EXERCISE
Reproduce the rows verbatim, from the first row through the row containing "500, 53, 533]", both included.

INPUT FOR THIS TASK
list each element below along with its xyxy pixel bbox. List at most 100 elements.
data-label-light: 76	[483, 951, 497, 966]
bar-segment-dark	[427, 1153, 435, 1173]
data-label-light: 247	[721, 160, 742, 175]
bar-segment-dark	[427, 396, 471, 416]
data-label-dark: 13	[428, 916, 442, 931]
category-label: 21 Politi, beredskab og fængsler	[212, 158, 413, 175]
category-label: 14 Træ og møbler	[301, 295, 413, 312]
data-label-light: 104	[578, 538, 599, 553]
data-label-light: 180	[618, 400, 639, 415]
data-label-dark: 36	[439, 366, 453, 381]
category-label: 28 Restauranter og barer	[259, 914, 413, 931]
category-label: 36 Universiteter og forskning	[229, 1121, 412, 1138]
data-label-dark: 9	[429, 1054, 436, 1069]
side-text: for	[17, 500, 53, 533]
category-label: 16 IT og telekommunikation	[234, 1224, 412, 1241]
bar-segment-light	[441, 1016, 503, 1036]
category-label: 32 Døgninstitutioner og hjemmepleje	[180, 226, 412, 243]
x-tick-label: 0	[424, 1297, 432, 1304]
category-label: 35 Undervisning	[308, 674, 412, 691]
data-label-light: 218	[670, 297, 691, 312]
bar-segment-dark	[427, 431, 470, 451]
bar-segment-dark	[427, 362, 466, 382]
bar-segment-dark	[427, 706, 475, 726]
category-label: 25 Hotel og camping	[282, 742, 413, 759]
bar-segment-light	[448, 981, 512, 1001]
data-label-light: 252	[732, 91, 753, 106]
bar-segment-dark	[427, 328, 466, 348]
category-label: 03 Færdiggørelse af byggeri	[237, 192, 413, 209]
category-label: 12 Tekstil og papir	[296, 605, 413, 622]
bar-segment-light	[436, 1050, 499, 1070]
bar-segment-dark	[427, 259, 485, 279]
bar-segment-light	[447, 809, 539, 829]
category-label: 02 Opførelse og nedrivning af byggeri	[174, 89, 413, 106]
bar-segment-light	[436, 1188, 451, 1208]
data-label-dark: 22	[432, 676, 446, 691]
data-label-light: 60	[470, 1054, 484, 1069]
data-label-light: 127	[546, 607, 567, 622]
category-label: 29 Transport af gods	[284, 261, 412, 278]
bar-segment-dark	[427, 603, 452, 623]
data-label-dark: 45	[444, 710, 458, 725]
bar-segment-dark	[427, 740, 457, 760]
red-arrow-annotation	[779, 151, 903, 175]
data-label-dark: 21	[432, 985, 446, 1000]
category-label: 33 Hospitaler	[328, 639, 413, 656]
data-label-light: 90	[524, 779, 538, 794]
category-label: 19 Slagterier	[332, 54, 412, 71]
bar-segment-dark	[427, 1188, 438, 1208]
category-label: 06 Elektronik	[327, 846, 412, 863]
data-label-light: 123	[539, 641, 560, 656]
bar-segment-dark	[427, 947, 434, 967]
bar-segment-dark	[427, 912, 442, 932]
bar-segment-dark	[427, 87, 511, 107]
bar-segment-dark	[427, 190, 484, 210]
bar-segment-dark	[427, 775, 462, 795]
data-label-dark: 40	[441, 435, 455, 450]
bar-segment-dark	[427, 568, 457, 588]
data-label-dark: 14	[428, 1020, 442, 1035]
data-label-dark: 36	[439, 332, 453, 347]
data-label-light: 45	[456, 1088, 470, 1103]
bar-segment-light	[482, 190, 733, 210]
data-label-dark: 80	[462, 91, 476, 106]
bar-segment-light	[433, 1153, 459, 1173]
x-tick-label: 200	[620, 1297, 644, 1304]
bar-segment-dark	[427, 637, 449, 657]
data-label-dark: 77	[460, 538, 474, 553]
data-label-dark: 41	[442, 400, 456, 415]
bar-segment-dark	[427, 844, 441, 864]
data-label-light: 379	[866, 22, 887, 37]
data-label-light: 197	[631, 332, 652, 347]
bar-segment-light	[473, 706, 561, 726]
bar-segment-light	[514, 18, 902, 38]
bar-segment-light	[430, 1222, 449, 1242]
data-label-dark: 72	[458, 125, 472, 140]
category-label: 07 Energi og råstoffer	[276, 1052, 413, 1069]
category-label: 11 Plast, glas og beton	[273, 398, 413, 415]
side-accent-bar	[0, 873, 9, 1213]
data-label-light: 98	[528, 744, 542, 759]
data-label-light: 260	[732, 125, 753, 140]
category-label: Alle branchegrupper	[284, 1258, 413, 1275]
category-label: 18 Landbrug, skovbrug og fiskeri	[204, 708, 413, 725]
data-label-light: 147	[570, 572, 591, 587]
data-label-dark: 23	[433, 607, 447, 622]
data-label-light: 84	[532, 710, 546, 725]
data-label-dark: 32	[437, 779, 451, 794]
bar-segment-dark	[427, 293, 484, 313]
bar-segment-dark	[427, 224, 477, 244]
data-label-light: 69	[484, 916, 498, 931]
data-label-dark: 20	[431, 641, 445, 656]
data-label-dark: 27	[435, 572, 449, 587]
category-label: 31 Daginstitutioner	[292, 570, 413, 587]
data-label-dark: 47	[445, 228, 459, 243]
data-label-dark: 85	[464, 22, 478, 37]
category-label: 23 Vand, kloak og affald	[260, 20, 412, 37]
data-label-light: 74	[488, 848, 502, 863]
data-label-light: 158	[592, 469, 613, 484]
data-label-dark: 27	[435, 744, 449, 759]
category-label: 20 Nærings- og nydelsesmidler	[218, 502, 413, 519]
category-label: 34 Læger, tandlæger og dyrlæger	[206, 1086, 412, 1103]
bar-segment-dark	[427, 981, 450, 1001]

CORRECT OUTPUT
list each element below along with its xyxy pixel bbox. List at most 100 elements.
data-label-light: 76	[483, 951, 497, 966]
bar-segment-dark	[427, 1153, 435, 1173]
data-label-light: 247	[721, 160, 742, 175]
bar-segment-dark	[427, 396, 471, 416]
data-label-dark: 13	[428, 916, 442, 931]
category-label: 21 Politi, beredskab og fængsler	[212, 158, 413, 175]
category-label: 14 Træ og møbler	[301, 295, 413, 312]
data-label-light: 104	[578, 538, 599, 553]
data-label-light: 180	[618, 400, 639, 415]
data-label-dark: 36	[439, 366, 453, 381]
category-label: 28 Restauranter og barer	[259, 914, 413, 931]
category-label: 36 Universiteter og forskning	[229, 1121, 412, 1138]
data-label-dark: 9	[429, 1054, 436, 1069]
side-text: for	[17, 500, 53, 533]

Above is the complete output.